- [To be done]: Copy out lines with the word "Position" from the material that follows.

- [Stored data]:
— Begin —

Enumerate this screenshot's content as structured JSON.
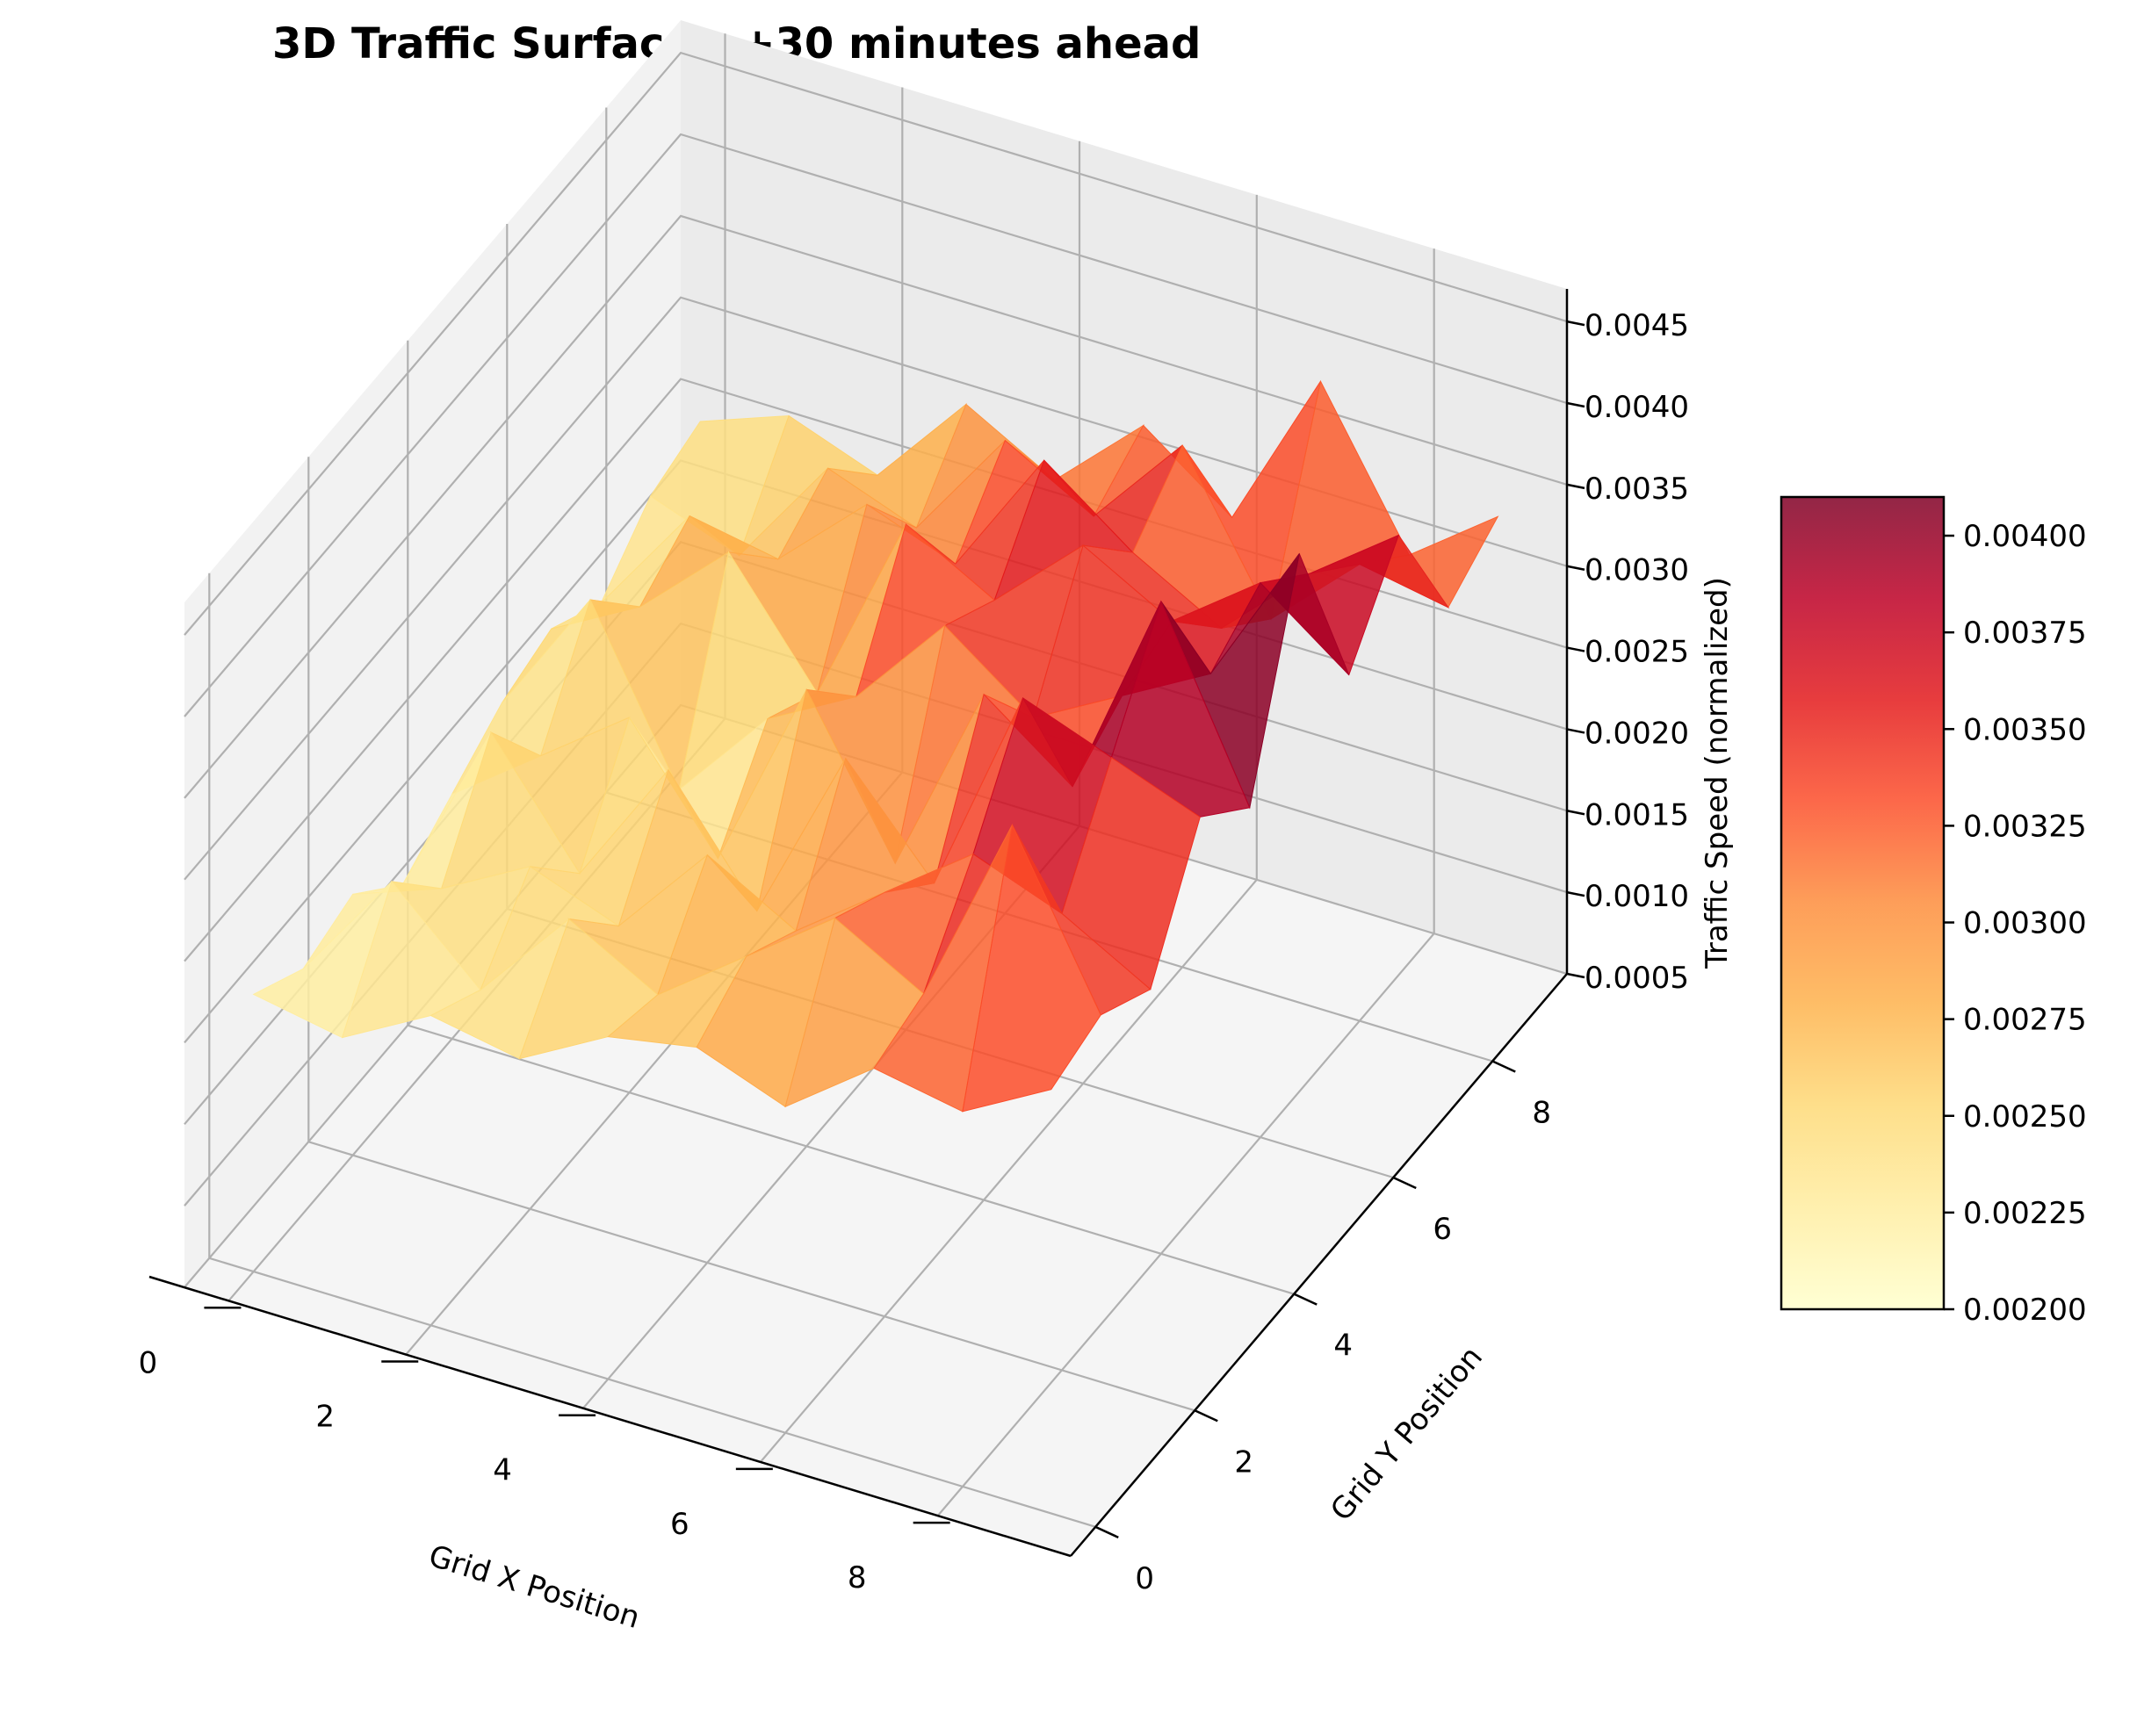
{
  "chart_data": {
    "type": "surface3d",
    "title": "3D Traffic Surface - +30 minutes ahead",
    "xlabel": "Grid X Position",
    "ylabel": "Grid Y Position",
    "zlabel": "Traffic Speed (normalized)",
    "x_ticks": [
      "0",
      "2",
      "4",
      "6",
      "8"
    ],
    "y_ticks": [
      "0",
      "2",
      "4",
      "6",
      "8"
    ],
    "z_ticks": [
      "0.0005",
      "0.0010",
      "0.0015",
      "0.0020",
      "0.0025",
      "0.0030",
      "0.0035",
      "0.0040",
      "0.0045"
    ],
    "x": [
      0,
      1,
      2,
      3,
      4,
      5,
      6,
      7,
      8,
      9
    ],
    "y": [
      0,
      1,
      2,
      3,
      4,
      5,
      6,
      7,
      8,
      9
    ],
    "xlim": [
      -0.5,
      9.5
    ],
    "ylim": [
      -0.5,
      9.5
    ],
    "zlim": [
      0.0005,
      0.0047
    ],
    "z": [
      [
        0.0022,
        0.0021,
        0.0024,
        0.0023,
        0.0026,
        0.0027,
        0.0025,
        0.0029,
        0.0028,
        0.0031
      ],
      [
        0.002,
        0.0027,
        0.0022,
        0.0028,
        0.0025,
        0.0029,
        0.0033,
        0.003,
        0.0042,
        0.0032
      ],
      [
        0.0021,
        0.0023,
        0.0026,
        0.0024,
        0.003,
        0.0027,
        0.0031,
        0.0035,
        0.0033,
        0.003
      ],
      [
        0.0018,
        0.0029,
        0.0022,
        0.003,
        0.0023,
        0.0034,
        0.0028,
        0.0041,
        0.0039,
        0.0037
      ],
      [
        0.002,
        0.0024,
        0.0028,
        0.0021,
        0.0033,
        0.0024,
        0.0036,
        0.0032,
        0.0045,
        0.0034
      ],
      [
        0.0022,
        0.003,
        0.002,
        0.0026,
        0.0029,
        0.0035,
        0.0031,
        0.0034,
        0.0037,
        0.0046
      ],
      [
        0.0023,
        0.0026,
        0.0031,
        0.0024,
        0.0036,
        0.0033,
        0.0038,
        0.0035,
        0.0039,
        0.0035
      ],
      [
        0.0021,
        0.0028,
        0.0027,
        0.0032,
        0.003,
        0.0038,
        0.0034,
        0.0031,
        0.0036,
        0.004
      ],
      [
        0.0024,
        0.0022,
        0.0029,
        0.0027,
        0.0034,
        0.0031,
        0.0037,
        0.0028,
        0.0033,
        0.0032
      ],
      [
        0.0025,
        0.0027,
        0.0025,
        0.0031,
        0.0028,
        0.0033,
        0.0029,
        0.0039,
        0.003,
        0.0034
      ]
    ],
    "colormap": "YlOrRd",
    "colorbar": {
      "min": 0.002,
      "max": 0.0041,
      "ticks": [
        "0.00200",
        "0.00225",
        "0.00250",
        "0.00275",
        "0.00300",
        "0.00325",
        "0.00350",
        "0.00375",
        "0.00400"
      ]
    },
    "grid": true
  },
  "colors": {
    "pane_left": "#f2f2f2",
    "pane_back": "#ebebeb",
    "pane_floor": "#f5f5f5",
    "grid": "#b0b0b0",
    "axis": "#000000"
  }
}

— End —

- [The output]:
    "xlabel": "Grid X Position",
    "ylabel": "Grid Y Position",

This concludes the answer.